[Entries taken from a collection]
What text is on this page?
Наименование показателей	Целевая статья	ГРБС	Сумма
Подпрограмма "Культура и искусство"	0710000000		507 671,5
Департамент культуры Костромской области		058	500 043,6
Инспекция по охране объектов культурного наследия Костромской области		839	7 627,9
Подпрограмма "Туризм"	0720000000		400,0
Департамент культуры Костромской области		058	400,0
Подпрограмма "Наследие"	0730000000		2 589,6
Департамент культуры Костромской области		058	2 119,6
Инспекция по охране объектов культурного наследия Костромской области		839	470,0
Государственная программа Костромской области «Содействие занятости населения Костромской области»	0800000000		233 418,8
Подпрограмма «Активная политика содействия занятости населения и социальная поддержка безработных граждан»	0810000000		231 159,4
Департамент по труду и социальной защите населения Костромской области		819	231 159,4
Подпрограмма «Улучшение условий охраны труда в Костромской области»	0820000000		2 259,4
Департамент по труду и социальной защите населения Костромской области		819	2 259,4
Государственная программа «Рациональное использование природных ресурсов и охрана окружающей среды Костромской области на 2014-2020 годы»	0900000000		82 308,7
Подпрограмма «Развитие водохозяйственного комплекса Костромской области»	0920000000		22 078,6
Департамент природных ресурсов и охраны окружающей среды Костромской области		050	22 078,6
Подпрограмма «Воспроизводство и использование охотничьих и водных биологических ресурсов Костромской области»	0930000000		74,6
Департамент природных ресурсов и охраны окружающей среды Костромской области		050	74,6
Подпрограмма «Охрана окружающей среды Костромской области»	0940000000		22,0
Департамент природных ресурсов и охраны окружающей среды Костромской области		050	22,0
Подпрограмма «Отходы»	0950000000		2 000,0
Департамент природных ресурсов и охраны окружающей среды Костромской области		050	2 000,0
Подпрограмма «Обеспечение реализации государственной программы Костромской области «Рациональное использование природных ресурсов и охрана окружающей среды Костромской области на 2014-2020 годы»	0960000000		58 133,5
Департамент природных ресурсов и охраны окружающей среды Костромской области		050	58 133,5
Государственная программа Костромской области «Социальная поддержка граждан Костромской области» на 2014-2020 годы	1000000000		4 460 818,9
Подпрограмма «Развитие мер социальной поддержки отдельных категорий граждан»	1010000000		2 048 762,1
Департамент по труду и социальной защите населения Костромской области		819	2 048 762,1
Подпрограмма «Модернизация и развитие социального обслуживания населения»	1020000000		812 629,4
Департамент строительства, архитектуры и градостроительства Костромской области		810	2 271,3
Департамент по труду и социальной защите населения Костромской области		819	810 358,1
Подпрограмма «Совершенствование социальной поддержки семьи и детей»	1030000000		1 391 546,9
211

> [REQUIREMENT]: Select the lines from the entries that include the word "наследия".

> [RESULT OF THIS EXERCISE]:
Инспекция по охране объектов культурного наследия Костромской области		839	7 627,9
Инспекция по охране объектов культурного наследия Костромской области		839	470,0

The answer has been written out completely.